# Start of EXTRACTED RECORDS

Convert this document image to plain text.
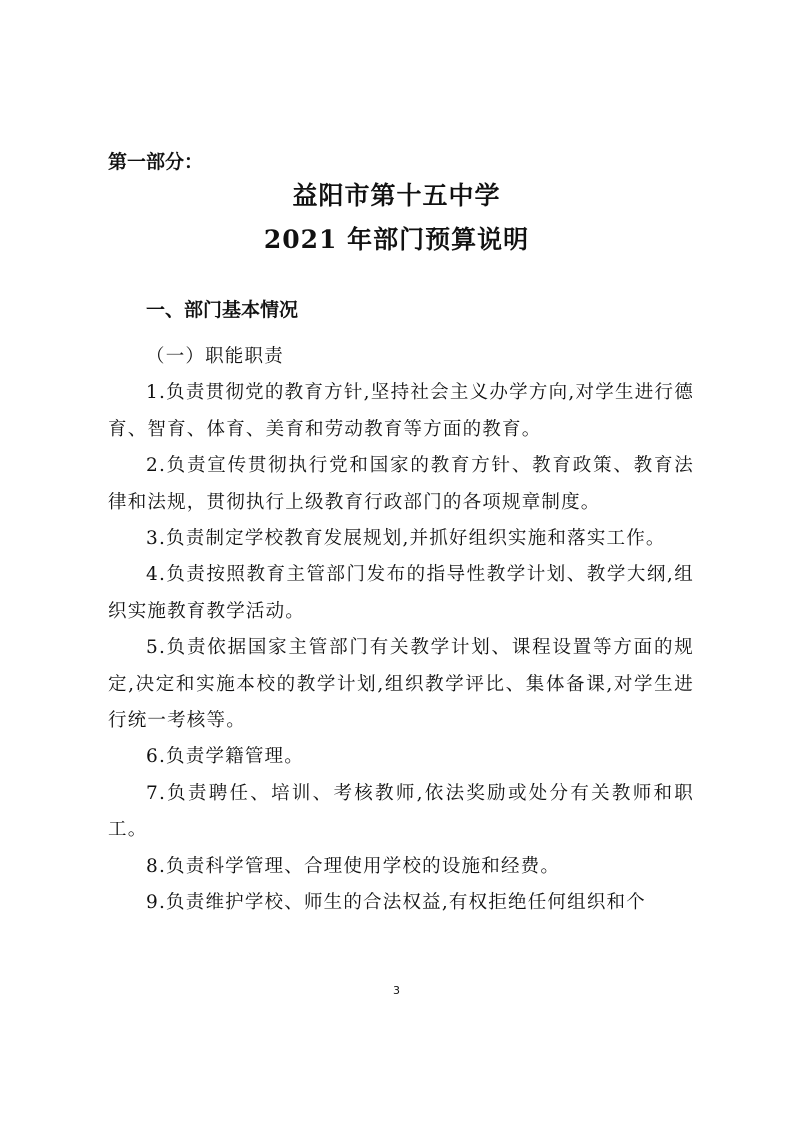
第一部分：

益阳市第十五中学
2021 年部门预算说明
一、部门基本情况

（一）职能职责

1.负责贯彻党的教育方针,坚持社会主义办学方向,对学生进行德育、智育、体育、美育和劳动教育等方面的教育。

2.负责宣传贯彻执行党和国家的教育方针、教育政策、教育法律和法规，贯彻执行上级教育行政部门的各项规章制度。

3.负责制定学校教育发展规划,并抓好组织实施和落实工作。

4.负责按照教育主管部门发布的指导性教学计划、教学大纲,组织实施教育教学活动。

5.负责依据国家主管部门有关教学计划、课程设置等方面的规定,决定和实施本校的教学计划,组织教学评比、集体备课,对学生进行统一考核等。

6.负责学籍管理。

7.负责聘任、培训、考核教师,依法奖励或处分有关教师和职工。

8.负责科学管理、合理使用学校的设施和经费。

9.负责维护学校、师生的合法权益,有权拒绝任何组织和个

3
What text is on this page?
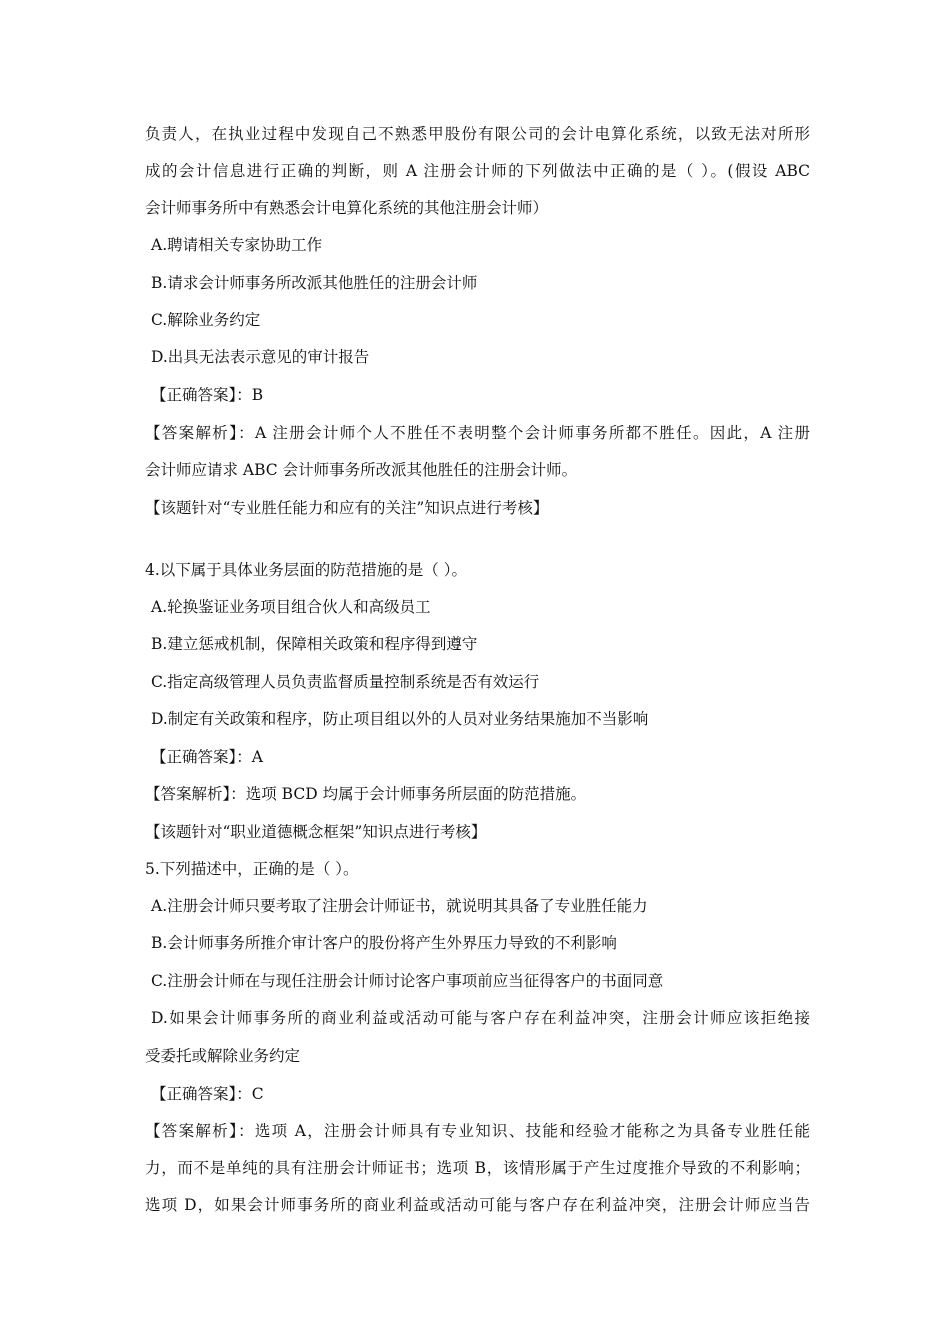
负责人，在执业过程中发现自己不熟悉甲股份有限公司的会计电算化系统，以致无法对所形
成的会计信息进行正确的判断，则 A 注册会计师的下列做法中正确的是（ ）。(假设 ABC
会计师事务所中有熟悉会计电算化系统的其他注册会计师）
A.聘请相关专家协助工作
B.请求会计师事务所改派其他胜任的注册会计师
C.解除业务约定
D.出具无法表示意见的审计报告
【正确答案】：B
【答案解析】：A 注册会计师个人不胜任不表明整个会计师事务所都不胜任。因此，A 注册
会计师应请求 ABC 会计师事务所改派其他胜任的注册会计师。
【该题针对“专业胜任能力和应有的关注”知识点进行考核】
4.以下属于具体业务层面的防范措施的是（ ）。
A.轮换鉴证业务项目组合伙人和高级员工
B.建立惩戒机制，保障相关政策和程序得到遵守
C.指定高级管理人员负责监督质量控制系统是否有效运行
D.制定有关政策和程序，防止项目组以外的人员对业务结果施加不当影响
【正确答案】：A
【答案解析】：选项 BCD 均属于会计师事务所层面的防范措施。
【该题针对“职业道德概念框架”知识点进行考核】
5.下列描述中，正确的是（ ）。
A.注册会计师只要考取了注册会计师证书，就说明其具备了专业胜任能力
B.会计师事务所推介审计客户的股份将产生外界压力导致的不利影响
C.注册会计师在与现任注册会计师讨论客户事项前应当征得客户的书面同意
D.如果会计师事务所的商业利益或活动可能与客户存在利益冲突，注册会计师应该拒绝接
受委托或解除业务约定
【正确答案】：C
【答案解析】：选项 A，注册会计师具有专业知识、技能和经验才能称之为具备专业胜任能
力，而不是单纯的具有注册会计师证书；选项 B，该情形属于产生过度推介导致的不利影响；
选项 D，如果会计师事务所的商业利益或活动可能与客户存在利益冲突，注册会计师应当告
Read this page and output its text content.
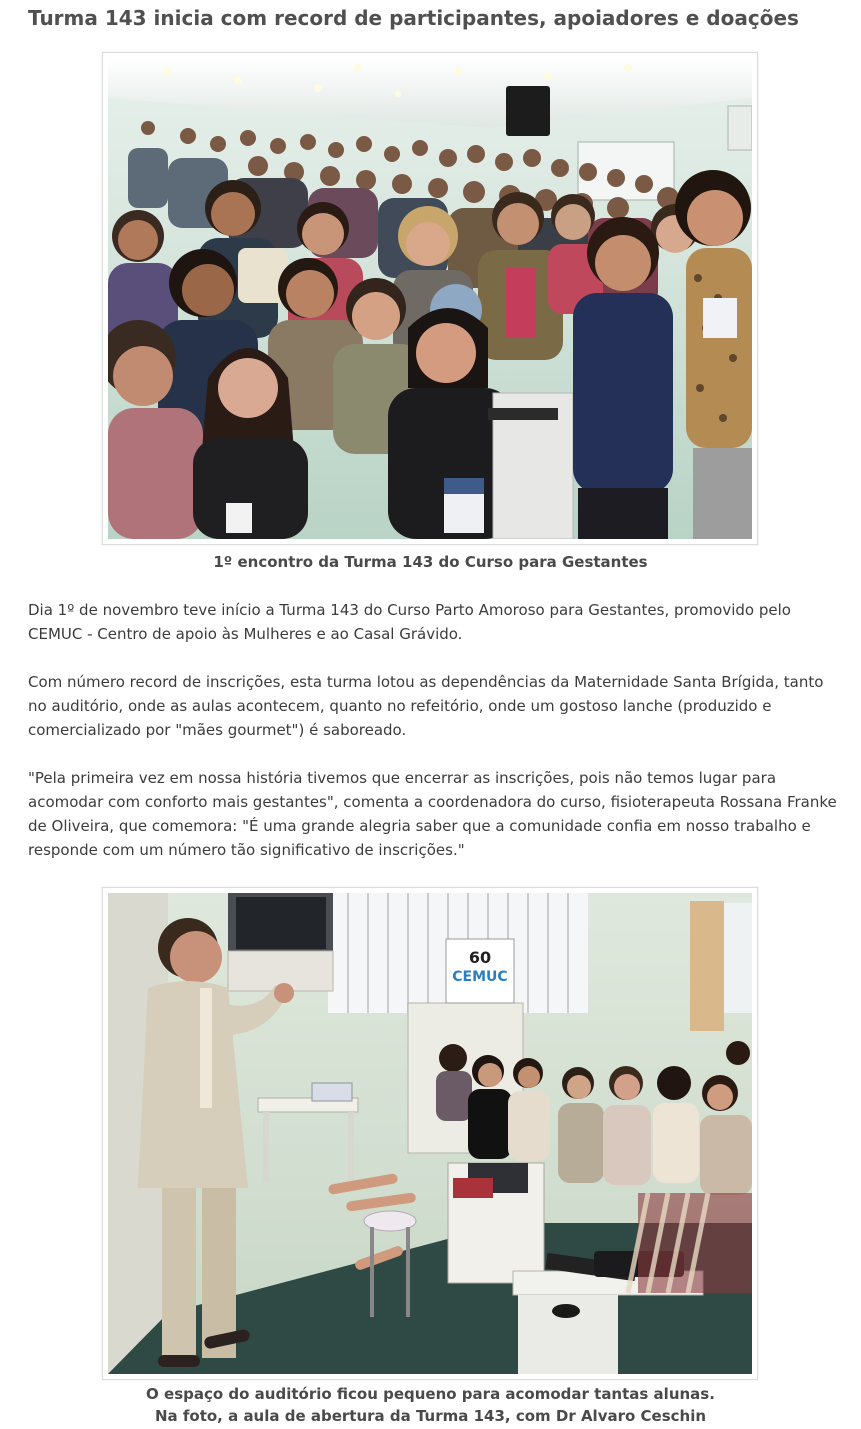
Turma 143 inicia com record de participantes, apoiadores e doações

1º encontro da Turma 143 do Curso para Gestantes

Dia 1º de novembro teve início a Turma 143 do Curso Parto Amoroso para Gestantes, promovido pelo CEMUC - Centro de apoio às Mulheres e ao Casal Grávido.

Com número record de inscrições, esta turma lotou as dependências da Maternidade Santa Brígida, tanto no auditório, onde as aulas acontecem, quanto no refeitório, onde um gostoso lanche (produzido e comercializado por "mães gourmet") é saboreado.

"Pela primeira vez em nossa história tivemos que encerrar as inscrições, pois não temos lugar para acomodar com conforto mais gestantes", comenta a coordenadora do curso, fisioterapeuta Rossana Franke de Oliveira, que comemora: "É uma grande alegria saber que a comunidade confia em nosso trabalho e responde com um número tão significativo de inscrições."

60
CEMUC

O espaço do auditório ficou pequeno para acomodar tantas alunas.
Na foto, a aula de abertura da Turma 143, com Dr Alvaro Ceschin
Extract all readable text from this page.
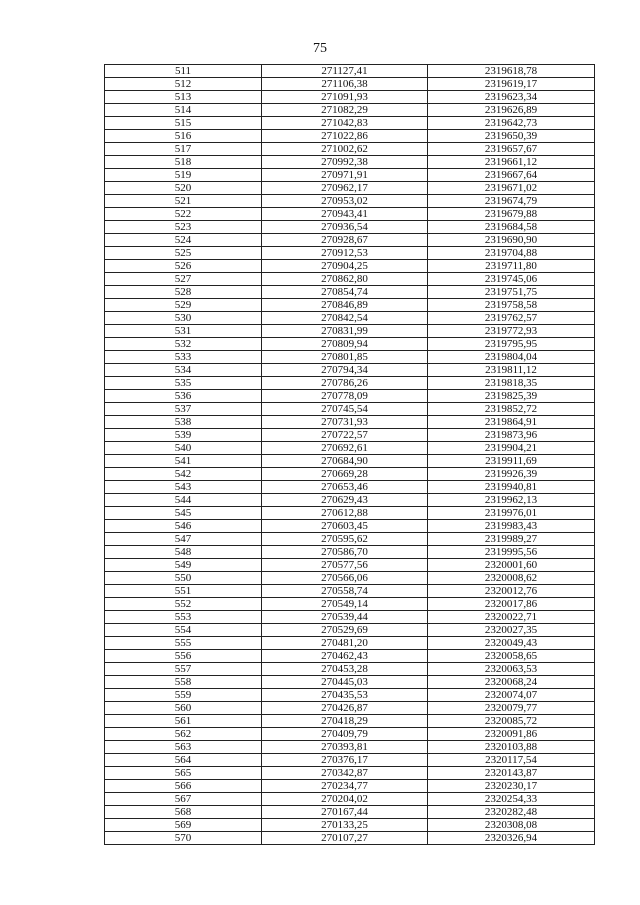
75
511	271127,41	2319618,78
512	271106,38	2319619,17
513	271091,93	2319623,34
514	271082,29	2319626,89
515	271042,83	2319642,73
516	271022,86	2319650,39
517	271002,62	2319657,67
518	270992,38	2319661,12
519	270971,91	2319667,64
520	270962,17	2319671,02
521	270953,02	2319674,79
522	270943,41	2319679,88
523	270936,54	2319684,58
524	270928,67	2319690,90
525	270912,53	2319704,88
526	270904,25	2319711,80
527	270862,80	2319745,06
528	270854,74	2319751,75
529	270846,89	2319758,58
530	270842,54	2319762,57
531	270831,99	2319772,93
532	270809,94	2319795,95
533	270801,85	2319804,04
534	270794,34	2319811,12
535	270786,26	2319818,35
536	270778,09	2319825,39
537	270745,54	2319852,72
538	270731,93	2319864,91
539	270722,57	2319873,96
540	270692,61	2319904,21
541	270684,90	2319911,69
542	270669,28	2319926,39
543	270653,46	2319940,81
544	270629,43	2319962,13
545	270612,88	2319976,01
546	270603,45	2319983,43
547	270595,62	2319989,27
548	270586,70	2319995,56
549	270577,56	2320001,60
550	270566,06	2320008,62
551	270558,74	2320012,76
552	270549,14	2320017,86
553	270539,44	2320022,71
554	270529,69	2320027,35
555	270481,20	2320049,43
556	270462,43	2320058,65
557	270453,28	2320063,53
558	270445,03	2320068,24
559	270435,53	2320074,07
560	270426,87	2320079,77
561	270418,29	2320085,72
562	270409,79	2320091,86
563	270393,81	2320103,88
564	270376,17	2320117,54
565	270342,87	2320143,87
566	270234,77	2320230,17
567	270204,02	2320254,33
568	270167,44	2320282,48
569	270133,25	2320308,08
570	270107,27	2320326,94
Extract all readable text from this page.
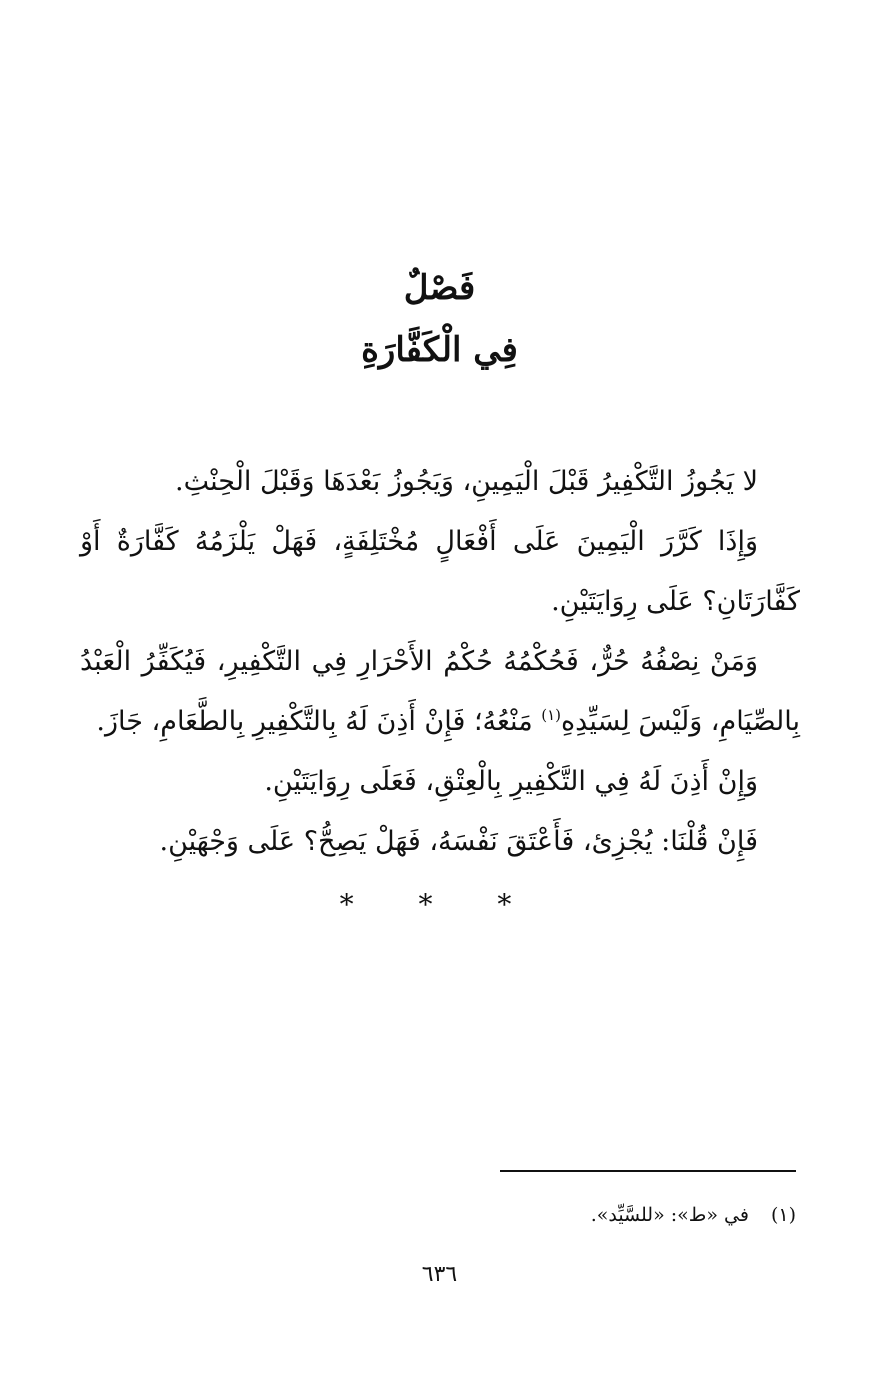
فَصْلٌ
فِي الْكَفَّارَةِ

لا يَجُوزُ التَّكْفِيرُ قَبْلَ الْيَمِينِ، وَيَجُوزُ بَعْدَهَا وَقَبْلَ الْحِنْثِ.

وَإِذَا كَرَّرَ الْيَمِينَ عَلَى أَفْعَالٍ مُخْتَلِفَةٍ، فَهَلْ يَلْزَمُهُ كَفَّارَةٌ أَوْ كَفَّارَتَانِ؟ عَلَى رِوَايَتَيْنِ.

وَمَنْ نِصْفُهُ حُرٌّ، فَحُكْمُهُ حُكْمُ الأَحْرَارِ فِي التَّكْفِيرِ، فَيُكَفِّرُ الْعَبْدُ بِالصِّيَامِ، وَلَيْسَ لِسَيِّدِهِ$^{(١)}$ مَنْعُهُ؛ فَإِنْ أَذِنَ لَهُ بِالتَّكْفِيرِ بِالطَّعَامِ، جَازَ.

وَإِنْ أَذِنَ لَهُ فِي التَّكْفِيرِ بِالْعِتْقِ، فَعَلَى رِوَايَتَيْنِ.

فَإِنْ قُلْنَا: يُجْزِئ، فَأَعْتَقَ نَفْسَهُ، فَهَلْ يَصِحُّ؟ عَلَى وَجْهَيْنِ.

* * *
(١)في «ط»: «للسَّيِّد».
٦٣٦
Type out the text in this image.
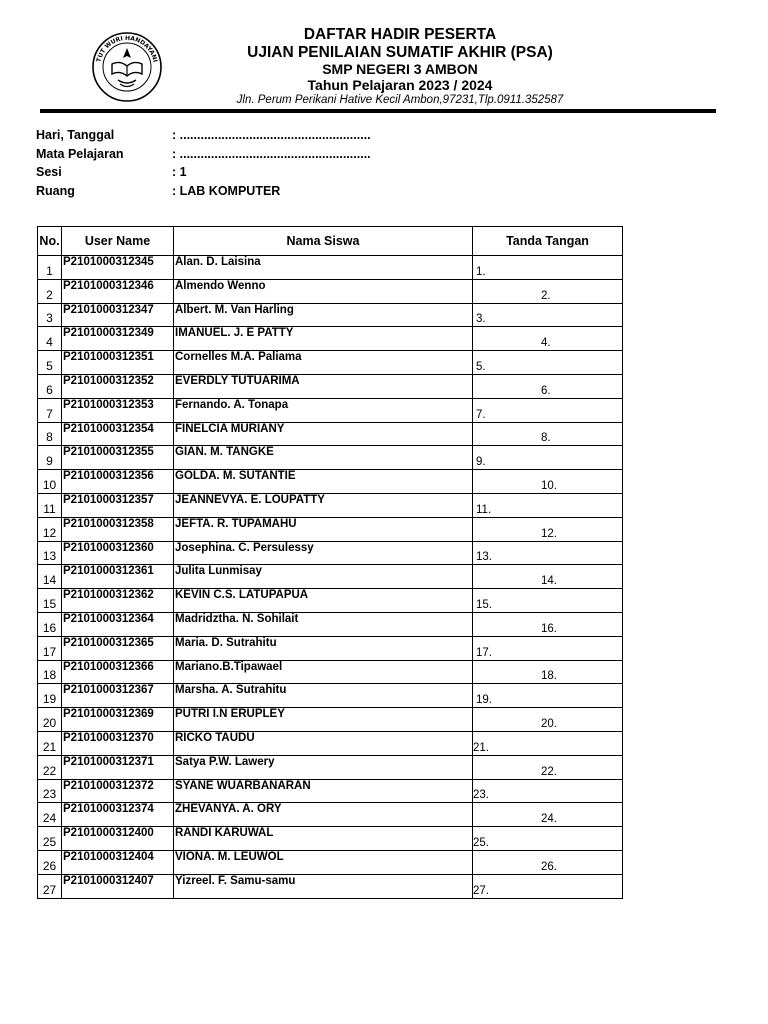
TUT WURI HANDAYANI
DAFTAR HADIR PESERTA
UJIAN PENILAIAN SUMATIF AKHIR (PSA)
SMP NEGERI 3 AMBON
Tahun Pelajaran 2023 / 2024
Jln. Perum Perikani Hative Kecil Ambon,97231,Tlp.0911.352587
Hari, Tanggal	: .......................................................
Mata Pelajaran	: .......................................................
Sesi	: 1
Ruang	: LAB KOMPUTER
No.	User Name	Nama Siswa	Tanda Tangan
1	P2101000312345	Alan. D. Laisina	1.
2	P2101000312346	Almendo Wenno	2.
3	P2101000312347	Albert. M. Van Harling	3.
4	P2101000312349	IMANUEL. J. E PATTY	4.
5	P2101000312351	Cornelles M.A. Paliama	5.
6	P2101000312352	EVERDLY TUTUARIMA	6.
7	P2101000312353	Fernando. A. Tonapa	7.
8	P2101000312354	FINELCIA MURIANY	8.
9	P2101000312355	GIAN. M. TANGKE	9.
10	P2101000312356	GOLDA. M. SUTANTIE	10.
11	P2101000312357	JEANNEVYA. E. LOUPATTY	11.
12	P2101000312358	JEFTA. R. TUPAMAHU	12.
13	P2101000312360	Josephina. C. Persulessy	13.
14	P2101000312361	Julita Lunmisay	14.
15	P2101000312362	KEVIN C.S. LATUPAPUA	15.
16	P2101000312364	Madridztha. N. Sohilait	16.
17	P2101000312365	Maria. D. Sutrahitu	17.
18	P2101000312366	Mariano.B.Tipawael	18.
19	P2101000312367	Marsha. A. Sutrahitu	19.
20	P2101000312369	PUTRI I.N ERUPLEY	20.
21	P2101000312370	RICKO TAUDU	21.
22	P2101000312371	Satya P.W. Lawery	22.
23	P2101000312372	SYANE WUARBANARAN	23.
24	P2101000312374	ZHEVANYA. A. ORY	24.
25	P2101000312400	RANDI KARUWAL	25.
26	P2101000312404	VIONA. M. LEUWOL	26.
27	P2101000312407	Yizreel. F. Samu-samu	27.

# End of EXTRACTED RECORDS

Go through the material and select each line with the string "Sutrahitu" in it.

> [THE SOLUTION]:
17	P2101000312365	Maria. D. Sutrahitu	17.
19	P2101000312367	Marsha. A. Sutrahitu	19.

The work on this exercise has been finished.